**WORK REQUIRED:**
Return all lines with the word "subtitle" in them.
## Start DATA EXCERPTS
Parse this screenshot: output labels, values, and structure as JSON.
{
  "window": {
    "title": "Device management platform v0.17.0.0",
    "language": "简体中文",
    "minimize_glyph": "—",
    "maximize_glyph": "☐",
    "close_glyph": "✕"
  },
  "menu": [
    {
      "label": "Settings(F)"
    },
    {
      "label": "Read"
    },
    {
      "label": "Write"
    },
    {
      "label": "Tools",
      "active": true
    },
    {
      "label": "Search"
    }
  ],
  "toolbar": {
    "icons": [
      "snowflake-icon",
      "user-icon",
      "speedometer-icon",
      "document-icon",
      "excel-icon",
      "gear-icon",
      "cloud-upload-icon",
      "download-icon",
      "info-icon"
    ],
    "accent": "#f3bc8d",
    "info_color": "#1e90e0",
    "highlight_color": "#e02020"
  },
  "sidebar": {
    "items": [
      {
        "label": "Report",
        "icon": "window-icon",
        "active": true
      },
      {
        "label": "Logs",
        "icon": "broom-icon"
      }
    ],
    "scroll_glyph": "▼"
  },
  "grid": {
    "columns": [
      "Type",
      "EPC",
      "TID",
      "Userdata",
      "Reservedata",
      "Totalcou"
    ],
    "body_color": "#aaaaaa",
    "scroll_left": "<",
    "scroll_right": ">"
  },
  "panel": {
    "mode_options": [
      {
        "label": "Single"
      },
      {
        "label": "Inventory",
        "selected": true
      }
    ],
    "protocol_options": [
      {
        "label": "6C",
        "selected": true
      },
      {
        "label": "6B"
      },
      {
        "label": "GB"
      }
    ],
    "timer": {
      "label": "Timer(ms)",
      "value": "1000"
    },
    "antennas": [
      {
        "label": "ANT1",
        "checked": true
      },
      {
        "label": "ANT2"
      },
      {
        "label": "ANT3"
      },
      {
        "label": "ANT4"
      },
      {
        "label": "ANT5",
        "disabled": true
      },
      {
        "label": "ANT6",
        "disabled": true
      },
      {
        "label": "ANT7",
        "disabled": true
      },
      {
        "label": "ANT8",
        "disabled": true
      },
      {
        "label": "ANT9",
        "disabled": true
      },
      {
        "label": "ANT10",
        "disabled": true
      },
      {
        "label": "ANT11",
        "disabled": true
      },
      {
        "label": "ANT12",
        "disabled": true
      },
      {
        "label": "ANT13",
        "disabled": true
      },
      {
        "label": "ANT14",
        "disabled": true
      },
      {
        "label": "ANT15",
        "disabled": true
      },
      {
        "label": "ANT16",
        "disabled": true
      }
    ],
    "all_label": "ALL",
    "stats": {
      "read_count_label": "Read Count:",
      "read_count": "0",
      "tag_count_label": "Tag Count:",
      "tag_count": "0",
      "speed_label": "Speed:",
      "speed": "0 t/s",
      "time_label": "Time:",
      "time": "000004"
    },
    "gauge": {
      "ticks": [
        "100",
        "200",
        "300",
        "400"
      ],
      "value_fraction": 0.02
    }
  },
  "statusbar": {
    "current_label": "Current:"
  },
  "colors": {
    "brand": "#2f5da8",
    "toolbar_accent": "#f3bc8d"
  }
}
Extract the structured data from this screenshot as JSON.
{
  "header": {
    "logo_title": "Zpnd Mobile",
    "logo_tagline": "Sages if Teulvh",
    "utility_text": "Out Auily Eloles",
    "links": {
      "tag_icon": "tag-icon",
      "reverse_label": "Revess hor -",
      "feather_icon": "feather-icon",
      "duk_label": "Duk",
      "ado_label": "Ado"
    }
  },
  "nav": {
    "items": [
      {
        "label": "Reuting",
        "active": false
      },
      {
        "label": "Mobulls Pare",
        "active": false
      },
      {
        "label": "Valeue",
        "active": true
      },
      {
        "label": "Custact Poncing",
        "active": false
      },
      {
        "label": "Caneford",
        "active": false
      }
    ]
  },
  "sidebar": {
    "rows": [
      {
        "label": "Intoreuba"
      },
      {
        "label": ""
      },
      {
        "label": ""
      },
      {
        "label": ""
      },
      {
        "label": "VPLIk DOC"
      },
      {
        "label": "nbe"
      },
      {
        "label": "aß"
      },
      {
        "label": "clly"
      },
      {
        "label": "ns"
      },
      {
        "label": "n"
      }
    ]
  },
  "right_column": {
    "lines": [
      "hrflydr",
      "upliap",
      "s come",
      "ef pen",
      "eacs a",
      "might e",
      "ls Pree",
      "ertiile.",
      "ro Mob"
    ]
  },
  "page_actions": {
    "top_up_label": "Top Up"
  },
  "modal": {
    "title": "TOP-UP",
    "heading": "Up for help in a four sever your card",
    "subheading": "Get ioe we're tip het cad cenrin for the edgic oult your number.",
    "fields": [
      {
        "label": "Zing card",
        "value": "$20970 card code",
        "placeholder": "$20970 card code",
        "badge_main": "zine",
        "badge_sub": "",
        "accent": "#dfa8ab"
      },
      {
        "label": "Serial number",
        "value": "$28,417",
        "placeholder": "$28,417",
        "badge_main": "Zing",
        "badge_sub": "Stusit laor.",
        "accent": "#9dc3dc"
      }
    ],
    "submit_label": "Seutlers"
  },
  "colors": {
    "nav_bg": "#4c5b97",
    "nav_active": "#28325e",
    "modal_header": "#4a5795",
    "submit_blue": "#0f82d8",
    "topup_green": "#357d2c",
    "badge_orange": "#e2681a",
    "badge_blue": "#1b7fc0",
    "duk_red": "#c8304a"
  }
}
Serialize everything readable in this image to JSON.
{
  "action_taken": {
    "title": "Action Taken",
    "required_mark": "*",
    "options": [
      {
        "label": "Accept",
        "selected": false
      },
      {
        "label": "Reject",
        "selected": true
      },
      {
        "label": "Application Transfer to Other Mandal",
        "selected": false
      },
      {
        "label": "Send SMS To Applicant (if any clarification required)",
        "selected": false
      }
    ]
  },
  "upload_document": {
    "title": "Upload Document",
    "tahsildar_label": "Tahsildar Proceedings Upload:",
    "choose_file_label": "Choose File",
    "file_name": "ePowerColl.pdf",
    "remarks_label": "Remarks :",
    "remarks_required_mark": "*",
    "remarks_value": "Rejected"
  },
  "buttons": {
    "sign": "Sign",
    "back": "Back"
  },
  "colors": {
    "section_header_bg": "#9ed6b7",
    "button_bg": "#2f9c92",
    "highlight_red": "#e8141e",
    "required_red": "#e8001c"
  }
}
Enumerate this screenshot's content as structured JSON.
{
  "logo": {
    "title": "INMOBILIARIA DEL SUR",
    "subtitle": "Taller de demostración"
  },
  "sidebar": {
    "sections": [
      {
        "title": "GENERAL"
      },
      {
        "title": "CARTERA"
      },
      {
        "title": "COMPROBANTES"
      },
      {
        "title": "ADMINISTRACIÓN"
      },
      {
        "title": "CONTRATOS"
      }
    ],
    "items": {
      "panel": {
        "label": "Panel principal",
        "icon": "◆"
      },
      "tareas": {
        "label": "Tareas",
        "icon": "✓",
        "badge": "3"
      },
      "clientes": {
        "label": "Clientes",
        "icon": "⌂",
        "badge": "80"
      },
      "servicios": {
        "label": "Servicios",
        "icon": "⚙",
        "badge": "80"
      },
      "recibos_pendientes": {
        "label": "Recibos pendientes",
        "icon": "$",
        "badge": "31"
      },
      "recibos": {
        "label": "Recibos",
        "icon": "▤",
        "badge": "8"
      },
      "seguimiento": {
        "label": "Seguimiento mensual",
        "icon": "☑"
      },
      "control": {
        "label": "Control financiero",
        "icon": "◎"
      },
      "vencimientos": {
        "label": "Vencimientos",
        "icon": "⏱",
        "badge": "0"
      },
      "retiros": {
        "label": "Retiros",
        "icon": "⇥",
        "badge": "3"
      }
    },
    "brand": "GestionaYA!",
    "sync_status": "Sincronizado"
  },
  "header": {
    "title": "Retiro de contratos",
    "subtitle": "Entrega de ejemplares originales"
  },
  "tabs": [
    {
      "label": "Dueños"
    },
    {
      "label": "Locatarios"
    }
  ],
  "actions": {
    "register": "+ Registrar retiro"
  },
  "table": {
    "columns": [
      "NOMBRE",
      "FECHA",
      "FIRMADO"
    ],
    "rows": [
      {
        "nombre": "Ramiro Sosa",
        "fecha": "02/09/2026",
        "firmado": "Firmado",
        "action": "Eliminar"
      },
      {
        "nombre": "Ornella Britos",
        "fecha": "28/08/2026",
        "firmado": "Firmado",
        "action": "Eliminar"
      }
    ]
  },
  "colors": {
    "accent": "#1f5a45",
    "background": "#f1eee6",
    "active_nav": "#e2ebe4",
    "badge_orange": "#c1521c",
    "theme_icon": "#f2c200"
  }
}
## End DATA EXCERPTS
**RESPONSE:**
    "subtitle": "Taller de demostración"
    "subtitle": "Entrega de ejemplares originales"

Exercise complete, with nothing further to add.